Quote, verbatim, all material below, without pictures.

## BEGIN RECORDS FOR PROCESSING

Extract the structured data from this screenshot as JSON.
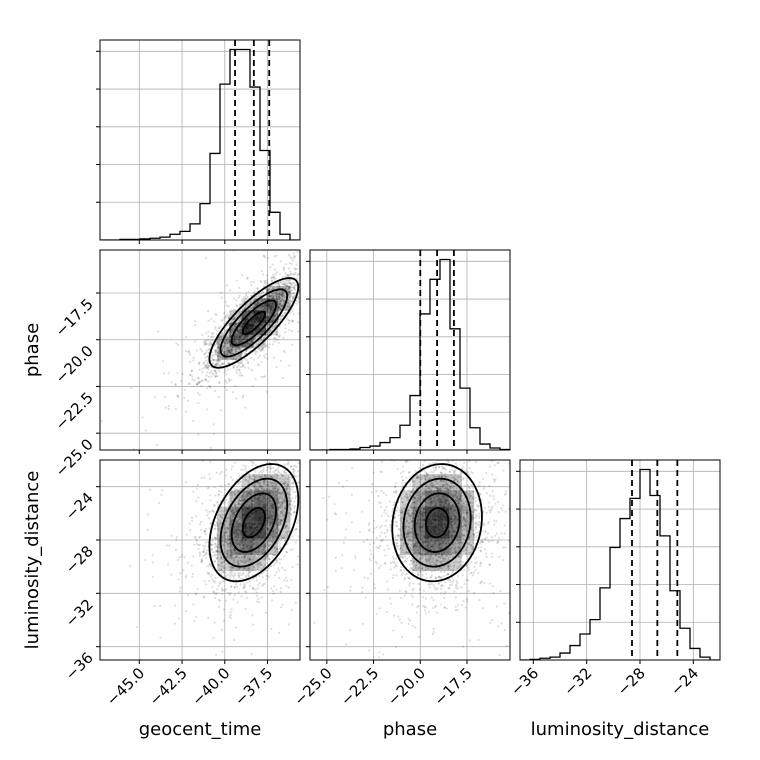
{
  "chart_data": {
    "type": "corner",
    "parameters": [
      "geocent_time",
      "phase",
      "luminosity_distance"
    ],
    "axis_labels": {
      "geocent_time": "geocent_time",
      "phase": "phase",
      "luminosity_distance": "luminosity_distance"
    },
    "ranges": {
      "geocent_time": [
        -47.3,
        -35.6
      ],
      "phase": [
        -25.9,
        -15.2
      ],
      "luminosity_distance": [
        -37.0,
        -22.0
      ]
    },
    "ticks": {
      "geocent_time": [
        -45.0,
        -42.5,
        -40.0,
        -37.5
      ],
      "phase": [
        -25.0,
        -22.5,
        -20.0,
        -17.5
      ],
      "luminosity_distance": [
        -36,
        -32,
        -28,
        -24
      ]
    },
    "tick_labels": {
      "geocent_time": [
        "−45.0",
        "−42.5",
        "−40.0",
        "−37.5"
      ],
      "phase": [
        "−25.0",
        "−22.5",
        "−20.0",
        "−17.5"
      ],
      "luminosity_distance": [
        "−36",
        "−32",
        "−28",
        "−24"
      ]
    },
    "quantiles": {
      "geocent_time": [
        -39.4,
        -38.3,
        -37.4
      ],
      "phase": [
        -20.0,
        -19.1,
        -18.2
      ],
      "luminosity_distance": [
        -28.6,
        -26.7,
        -25.2
      ]
    },
    "histograms": {
      "geocent_time": {
        "bin_edges": [
          -47.3,
          -46.715,
          -46.13,
          -45.545,
          -44.96,
          -44.375,
          -43.79,
          -43.205,
          -42.62,
          -42.035,
          -41.45,
          -40.865,
          -40.28,
          -39.695,
          -39.11,
          -38.525,
          -37.94,
          -37.355,
          -36.77,
          -36.185,
          -35.6
        ],
        "counts": [
          0,
          0,
          1,
          1,
          2,
          3,
          5,
          10,
          15,
          28,
          63,
          150,
          270,
          330,
          330,
          265,
          155,
          48,
          10,
          0
        ]
      },
      "phase": {
        "bin_edges": [
          -25.9,
          -25.365,
          -24.83,
          -24.295,
          -23.76,
          -23.225,
          -22.69,
          -22.155,
          -21.62,
          -21.085,
          -20.55,
          -20.015,
          -19.48,
          -18.945,
          -18.41,
          -17.875,
          -17.34,
          -16.805,
          -16.27,
          -15.735,
          -15.2
        ],
        "counts": [
          0,
          0,
          1,
          1,
          2,
          5,
          8,
          15,
          25,
          50,
          110,
          275,
          345,
          385,
          245,
          125,
          45,
          12,
          4,
          1
        ]
      },
      "luminosity_distance": {
        "bin_edges": [
          -37.0,
          -36.25,
          -35.5,
          -34.75,
          -34.0,
          -33.25,
          -32.5,
          -31.75,
          -31.0,
          -30.25,
          -29.5,
          -28.75,
          -28.0,
          -27.25,
          -26.5,
          -25.75,
          -25.0,
          -24.25,
          -23.5,
          -22.75,
          -22.0
        ],
        "counts": [
          0,
          1,
          3,
          5,
          12,
          25,
          45,
          70,
          125,
          195,
          245,
          280,
          330,
          285,
          215,
          120,
          55,
          20,
          5,
          0
        ]
      }
    },
    "samples_2d": {
      "phase_vs_geocent_time": {
        "x_mean": -38.3,
        "y_mean": -19.1,
        "x_sd": 1.3,
        "y_sd": 1.2,
        "correlation": 0.8
      },
      "luminosity_distance_vs_geocent_time": {
        "x_mean": -38.3,
        "y_mean": -26.7,
        "x_sd": 1.3,
        "y_sd": 2.2,
        "correlation": 0.4
      },
      "luminosity_distance_vs_phase": {
        "x_mean": -19.1,
        "y_mean": -26.7,
        "x_sd": 1.2,
        "y_sd": 2.2,
        "correlation": 0.1
      }
    },
    "contour_levels": [
      0.12,
      0.39,
      0.68,
      0.86
    ],
    "grid": true,
    "colors": {
      "line": "#000000",
      "grid": "#b0b0b0",
      "points": "#000000",
      "density": "#000000"
    }
  }
}
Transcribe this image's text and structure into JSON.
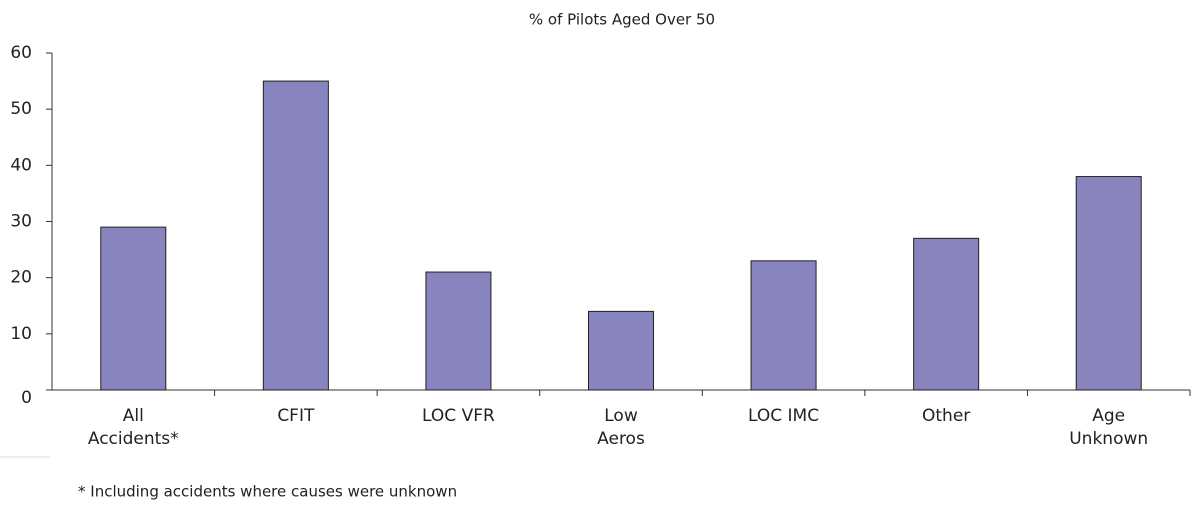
{
  "chart_data": {
    "type": "bar",
    "title": "% of Pilots Aged Over 50",
    "categories": [
      "All\nAccidents*",
      "CFIT",
      "LOC VFR",
      "Low\nAeros",
      "LOC IMC",
      "Other",
      "Age\nUnknown"
    ],
    "values": [
      29,
      55,
      21,
      14,
      23,
      27,
      38
    ],
    "color": "#8884be",
    "ylim": [
      0,
      60
    ],
    "yticks": [
      0,
      10,
      20,
      30,
      40,
      50,
      60
    ],
    "grid": false,
    "footnote": "* Including accidents where causes were unknown"
  }
}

## END RECORDS FOR PROCESSING

PROBLEM SOLUTION:
Extract the structured data from this screenshot as JSON.
{
  "chart_data": {
    "type": "corner",
    "parameters": [
      "geocent_time",
      "phase",
      "luminosity_distance"
    ],
    "axis_labels": {
      "geocent_time": "geocent_time",
      "phase": "phase",
      "luminosity_distance": "luminosity_distance"
    },
    "ranges": {
      "geocent_time": [
        -47.3,
        -35.6
      ],
      "phase": [
        -25.9,
        -15.2
      ],
      "luminosity_distance": [
        -37.0,
        -22.0
      ]
    },
    "ticks": {
      "geocent_time": [
        -45.0,
        -42.5,
        -40.0,
        -37.5
      ],
      "phase": [
        -25.0,
        -22.5,
        -20.0,
        -17.5
      ],
      "luminosity_distance": [
        -36,
        -32,
        -28,
        -24
      ]
    },
    "tick_labels": {
      "geocent_time": [
        "−45.0",
        "−42.5",
        "−40.0",
        "−37.5"
      ],
      "phase": [
        "−25.0",
        "−22.5",
        "−20.0",
        "−17.5"
      ],
      "luminosity_distance": [
        "−36",
        "−32",
        "−28",
        "−24"
      ]
    },
    "quantiles": {
      "geocent_time": [
        -39.4,
        -38.3,
        -37.4
      ],
      "phase": [
        -20.0,
        -19.1,
        -18.2
      ],
      "luminosity_distance": [
        -28.6,
        -26.7,
        -25.2
      ]
    },
    "histograms": {
      "geocent_time": {
        "bin_edges": [
          -47.3,
          -46.715,
          -46.13,
          -45.545,
          -44.96,
          -44.375,
          -43.79,
          -43.205,
          -42.62,
          -42.035,
          -41.45,
          -40.865,
          -40.28,
          -39.695,
          -39.11,
          -38.525,
          -37.94,
          -37.355,
          -36.77,
          -36.185,
          -35.6
        ],
        "counts": [
          0,
          0,
          1,
          1,
          2,
          3,
          5,
          10,
          15,
          28,
          63,
          150,
          270,
          330,
          330,
          265,
          155,
          48,
          10,
          0
        ]
      },
      "phase": {
        "bin_edges": [
          -25.9,
          -25.365,
          -24.83,
          -24.295,
          -23.76,
          -23.225,
          -22.69,
          -22.155,
          -21.62,
          -21.085,
          -20.55,
          -20.015,
          -19.48,
          -18.945,
          -18.41,
          -17.875,
          -17.34,
          -16.805,
          -16.27,
          -15.735,
          -15.2
        ],
        "counts": [
          0,
          0,
          1,
          1,
          2,
          5,
          8,
          15,
          25,
          50,
          110,
          275,
          345,
          385,
          245,
          125,
          45,
          12,
          4,
          1
        ]
      },
      "luminosity_distance": {
        "bin_edges": [
          -37.0,
          -36.25,
          -35.5,
          -34.75,
          -34.0,
          -33.25,
          -32.5,
          -31.75,
          -31.0,
          -30.25,
          -29.5,
          -28.75,
          -28.0,
          -27.25,
          -26.5,
          -25.75,
          -25.0,
          -24.25,
          -23.5,
          -22.75,
          -22.0
        ],
        "counts": [
          0,
          1,
          3,
          5,
          12,
          25,
          45,
          70,
          125,
          195,
          245,
          280,
          330,
          285,
          215,
          120,
          55,
          20,
          5,
          0
        ]
      }
    },
    "samples_2d": {
      "phase_vs_geocent_time": {
        "x_mean": -38.3,
        "y_mean": -19.1,
        "x_sd": 1.3,
        "y_sd": 1.2,
        "correlation": 0.8
      },
      "luminosity_distance_vs_geocent_time": {
        "x_mean": -38.3,
        "y_mean": -26.7,
        "x_sd": 1.3,
        "y_sd": 2.2,
        "correlation": 0.4
      },
      "luminosity_distance_vs_phase": {
        "x_mean": -19.1,
        "y_mean": -26.7,
        "x_sd": 1.2,
        "y_sd": 2.2,
        "correlation": 0.1
      }
    },
    "contour_levels": [
      0.12,
      0.39,
      0.68,
      0.86
    ],
    "grid": true,
    "colors": {
      "line": "#000000",
      "grid": "#b0b0b0",
      "points": "#000000",
      "density": "#000000"
    }
  }
}
Transcribe this image's text and structure into JSON.
{
  "chart_data": {
    "type": "bar",
    "title": "% of Pilots Aged Over 50",
    "categories": [
      "All\nAccidents*",
      "CFIT",
      "LOC VFR",
      "Low\nAeros",
      "LOC IMC",
      "Other",
      "Age\nUnknown"
    ],
    "values": [
      29,
      55,
      21,
      14,
      23,
      27,
      38
    ],
    "color": "#8884be",
    "ylim": [
      0,
      60
    ],
    "yticks": [
      0,
      10,
      20,
      30,
      40,
      50,
      60
    ],
    "grid": false,
    "footnote": "* Including accidents where causes were unknown"
  }
}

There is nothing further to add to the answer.